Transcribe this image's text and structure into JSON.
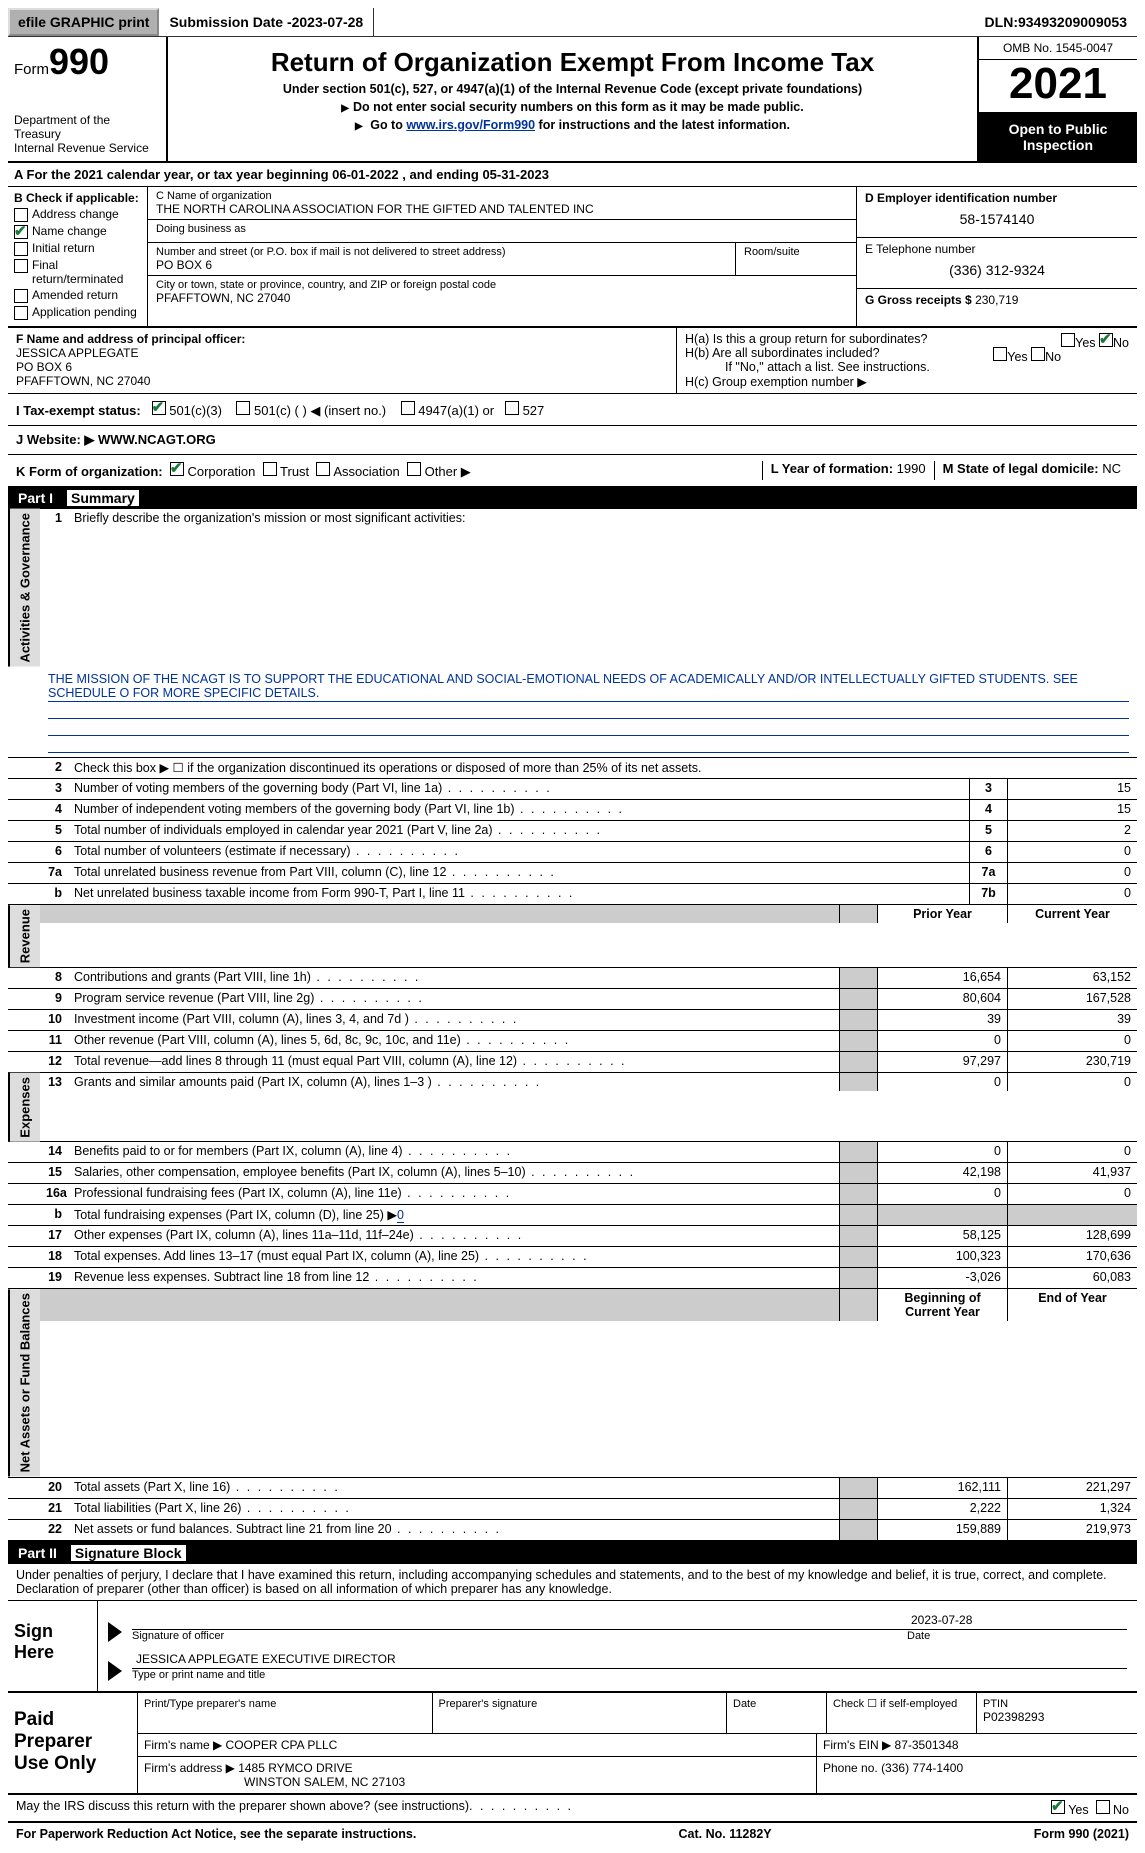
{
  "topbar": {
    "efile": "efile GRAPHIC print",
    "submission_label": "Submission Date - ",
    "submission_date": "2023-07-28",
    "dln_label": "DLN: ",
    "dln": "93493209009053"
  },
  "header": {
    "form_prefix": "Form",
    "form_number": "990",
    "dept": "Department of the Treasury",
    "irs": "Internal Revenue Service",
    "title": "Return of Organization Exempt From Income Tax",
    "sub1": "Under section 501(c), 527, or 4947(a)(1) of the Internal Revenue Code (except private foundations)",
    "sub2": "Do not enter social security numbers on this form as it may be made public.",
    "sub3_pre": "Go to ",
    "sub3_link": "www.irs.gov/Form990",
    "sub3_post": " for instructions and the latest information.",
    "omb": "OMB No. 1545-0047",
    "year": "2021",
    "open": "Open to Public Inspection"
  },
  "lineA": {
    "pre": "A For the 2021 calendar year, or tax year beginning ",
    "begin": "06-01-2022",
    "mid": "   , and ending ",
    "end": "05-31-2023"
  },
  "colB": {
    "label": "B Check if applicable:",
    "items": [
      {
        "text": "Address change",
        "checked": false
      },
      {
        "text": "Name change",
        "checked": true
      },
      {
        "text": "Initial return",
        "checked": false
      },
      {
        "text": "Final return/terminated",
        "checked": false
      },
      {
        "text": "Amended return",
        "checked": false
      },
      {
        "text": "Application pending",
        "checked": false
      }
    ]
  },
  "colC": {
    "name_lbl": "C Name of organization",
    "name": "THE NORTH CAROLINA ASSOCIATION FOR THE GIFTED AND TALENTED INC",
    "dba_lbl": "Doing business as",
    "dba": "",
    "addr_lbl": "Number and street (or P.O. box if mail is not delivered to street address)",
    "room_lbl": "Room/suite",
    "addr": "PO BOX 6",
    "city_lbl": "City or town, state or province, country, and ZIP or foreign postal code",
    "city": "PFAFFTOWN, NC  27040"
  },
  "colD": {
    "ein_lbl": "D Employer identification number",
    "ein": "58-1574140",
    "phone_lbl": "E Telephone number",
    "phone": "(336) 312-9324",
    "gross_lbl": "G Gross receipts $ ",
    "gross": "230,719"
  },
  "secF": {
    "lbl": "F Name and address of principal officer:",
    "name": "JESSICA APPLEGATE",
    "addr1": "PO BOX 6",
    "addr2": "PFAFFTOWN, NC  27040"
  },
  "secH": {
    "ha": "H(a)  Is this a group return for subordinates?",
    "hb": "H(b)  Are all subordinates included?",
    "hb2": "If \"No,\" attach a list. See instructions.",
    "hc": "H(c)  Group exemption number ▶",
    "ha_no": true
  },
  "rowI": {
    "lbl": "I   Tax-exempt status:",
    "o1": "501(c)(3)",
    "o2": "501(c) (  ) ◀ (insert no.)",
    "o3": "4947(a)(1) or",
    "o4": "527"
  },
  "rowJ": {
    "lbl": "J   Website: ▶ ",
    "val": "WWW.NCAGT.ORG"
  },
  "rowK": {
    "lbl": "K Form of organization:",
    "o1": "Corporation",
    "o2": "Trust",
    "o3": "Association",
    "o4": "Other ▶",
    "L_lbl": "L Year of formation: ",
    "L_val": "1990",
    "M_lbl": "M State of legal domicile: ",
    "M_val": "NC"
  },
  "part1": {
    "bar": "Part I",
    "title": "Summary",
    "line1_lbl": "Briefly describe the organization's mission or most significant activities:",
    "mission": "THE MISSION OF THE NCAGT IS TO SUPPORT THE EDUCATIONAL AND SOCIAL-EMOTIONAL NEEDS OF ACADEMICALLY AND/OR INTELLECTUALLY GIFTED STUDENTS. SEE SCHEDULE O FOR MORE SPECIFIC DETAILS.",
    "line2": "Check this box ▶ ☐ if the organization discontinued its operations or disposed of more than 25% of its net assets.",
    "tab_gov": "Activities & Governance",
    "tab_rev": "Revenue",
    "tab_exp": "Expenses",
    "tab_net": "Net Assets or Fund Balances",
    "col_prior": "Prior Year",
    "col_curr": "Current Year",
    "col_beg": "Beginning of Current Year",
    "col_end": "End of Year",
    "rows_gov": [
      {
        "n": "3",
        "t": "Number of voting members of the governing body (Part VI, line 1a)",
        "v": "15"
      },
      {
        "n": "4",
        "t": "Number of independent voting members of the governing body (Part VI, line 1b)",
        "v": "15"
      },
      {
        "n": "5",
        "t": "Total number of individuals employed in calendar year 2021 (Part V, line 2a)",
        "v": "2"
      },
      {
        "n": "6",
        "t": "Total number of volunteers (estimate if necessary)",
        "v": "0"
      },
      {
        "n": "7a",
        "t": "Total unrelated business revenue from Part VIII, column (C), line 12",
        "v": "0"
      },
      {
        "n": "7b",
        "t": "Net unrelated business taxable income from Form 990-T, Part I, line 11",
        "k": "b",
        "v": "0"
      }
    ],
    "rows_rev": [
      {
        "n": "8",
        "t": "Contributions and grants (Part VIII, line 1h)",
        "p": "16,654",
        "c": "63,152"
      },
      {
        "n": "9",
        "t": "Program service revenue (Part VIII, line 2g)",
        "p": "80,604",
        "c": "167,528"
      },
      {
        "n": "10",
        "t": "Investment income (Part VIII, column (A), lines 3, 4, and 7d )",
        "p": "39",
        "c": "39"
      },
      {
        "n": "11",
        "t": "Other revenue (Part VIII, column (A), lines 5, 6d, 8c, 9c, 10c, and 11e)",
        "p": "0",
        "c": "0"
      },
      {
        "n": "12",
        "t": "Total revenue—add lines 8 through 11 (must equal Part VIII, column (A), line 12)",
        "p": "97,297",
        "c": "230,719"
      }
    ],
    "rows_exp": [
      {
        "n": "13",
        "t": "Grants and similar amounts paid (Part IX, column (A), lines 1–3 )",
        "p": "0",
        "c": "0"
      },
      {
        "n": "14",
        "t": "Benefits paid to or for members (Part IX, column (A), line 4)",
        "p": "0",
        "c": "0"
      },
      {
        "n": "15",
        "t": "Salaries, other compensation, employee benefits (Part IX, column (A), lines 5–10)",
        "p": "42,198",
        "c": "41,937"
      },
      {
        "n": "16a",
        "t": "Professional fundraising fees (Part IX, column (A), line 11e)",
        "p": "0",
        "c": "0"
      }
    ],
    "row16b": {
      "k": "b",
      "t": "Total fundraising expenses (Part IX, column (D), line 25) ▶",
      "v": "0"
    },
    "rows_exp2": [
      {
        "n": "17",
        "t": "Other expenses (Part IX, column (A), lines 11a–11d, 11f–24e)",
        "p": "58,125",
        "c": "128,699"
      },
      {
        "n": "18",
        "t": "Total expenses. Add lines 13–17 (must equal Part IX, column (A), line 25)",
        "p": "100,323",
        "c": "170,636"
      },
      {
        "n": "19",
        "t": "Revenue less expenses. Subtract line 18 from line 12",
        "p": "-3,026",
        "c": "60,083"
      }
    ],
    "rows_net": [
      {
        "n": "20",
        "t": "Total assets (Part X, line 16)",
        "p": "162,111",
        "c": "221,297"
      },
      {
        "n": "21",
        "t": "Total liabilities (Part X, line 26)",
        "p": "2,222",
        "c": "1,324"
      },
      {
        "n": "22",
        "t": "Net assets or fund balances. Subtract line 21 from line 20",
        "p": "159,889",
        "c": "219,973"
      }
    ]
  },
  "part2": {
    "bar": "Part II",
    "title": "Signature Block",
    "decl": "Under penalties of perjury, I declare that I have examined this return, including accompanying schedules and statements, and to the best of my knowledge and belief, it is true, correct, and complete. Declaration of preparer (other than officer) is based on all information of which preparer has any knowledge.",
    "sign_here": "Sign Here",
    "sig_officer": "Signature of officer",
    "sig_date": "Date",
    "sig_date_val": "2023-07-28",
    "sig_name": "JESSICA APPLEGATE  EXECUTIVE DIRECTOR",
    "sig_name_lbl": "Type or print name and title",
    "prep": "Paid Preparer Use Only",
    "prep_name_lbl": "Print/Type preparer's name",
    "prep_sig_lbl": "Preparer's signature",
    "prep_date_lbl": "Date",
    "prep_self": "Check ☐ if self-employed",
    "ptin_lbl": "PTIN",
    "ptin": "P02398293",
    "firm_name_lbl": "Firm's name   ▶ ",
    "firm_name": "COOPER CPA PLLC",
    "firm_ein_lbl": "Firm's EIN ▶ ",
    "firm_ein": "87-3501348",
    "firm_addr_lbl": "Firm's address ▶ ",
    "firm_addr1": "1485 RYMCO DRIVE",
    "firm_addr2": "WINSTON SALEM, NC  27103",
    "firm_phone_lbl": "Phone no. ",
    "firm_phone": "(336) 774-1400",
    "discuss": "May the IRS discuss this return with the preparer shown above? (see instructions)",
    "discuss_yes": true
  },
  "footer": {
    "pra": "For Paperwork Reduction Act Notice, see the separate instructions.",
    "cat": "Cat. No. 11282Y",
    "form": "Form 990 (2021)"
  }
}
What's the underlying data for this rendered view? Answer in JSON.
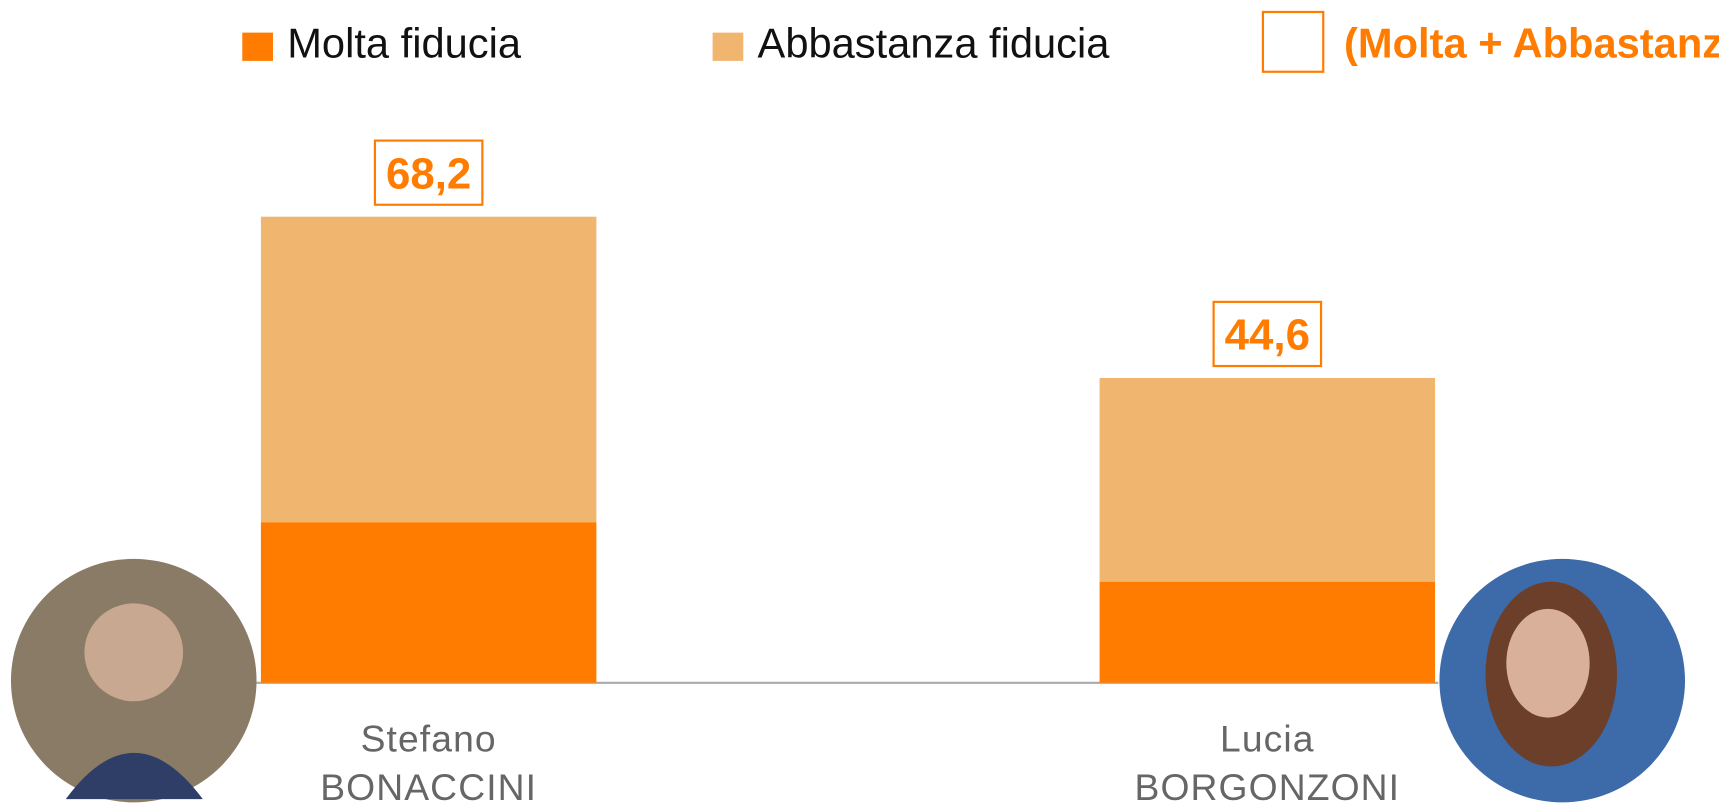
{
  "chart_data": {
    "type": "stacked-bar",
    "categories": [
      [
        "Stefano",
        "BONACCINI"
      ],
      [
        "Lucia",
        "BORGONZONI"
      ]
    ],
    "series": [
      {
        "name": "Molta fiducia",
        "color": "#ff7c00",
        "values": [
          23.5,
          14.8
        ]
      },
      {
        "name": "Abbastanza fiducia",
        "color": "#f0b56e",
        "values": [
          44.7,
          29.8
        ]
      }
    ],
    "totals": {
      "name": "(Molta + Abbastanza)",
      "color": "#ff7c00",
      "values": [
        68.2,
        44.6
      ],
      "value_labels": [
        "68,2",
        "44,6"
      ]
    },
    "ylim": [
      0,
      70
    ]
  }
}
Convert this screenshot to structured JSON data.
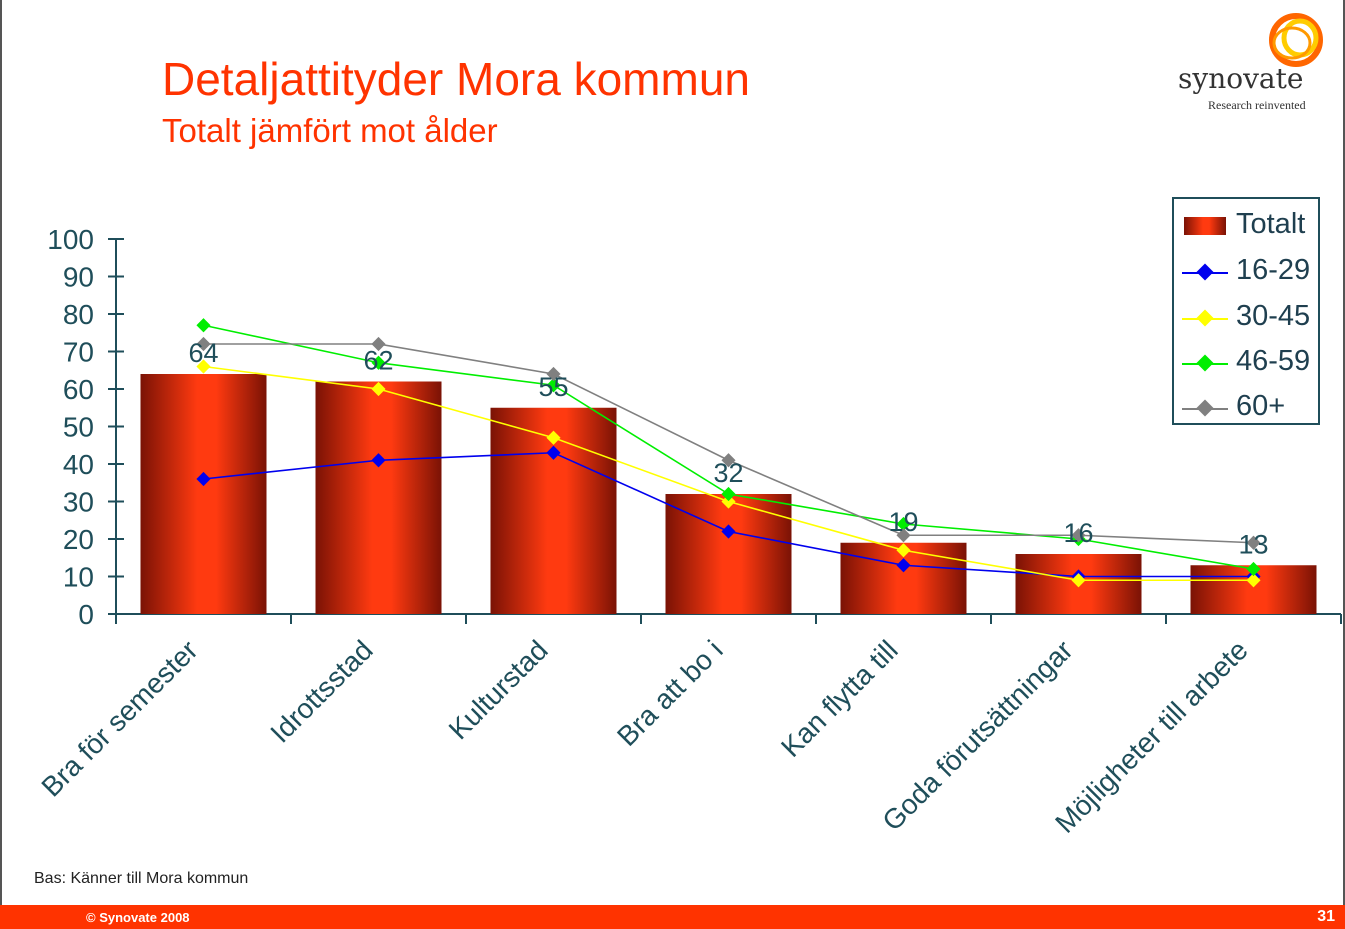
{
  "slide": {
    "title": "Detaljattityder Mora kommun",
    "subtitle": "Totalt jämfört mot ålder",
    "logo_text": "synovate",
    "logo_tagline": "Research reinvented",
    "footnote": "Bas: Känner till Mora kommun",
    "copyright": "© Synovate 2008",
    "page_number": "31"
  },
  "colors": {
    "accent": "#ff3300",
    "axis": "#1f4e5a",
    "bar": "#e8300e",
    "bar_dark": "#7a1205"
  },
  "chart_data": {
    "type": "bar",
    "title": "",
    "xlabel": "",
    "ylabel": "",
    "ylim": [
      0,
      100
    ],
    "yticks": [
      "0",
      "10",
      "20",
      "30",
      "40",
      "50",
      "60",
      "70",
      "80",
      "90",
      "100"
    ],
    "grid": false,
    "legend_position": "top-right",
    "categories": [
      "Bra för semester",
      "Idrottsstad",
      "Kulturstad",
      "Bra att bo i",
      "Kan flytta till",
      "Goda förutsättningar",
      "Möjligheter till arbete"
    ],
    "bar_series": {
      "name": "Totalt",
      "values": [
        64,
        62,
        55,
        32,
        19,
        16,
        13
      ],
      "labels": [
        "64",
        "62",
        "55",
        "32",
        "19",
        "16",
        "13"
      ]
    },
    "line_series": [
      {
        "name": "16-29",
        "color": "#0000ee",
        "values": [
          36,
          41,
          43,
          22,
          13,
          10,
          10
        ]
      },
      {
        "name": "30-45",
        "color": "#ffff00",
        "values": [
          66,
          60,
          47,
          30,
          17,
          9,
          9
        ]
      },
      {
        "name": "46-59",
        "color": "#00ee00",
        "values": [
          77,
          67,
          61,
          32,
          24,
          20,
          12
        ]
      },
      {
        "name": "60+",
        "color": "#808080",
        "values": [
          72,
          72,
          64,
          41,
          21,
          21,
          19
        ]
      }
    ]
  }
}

▸ **THE EXERCISE**
Determine the number of lines in these entries that contain the word "till", and write only that number.

▸ **ANSWER TO THE EXERCISE**
3